■ Task description: Copy out every line in which the string "因本人有孕在身" occurs.

^^^^^^^^^^^^^^^^

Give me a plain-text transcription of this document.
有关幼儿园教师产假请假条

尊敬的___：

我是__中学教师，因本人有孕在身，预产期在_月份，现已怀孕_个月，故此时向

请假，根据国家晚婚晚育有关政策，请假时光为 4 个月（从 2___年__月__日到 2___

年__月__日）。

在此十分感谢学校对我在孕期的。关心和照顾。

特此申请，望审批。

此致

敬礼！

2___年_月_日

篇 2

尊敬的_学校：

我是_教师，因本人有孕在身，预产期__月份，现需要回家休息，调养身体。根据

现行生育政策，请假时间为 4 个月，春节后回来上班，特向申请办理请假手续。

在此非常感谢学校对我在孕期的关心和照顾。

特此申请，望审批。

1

^^^^^^^^^^^^^^^^

■ Exercise output:
我是__中学教师，因本人有孕在身，预产期在_月份，现已怀孕_个月，故此时向
我是_教师，因本人有孕在身，预产期__月份，现需要回家休息，调养身体。根据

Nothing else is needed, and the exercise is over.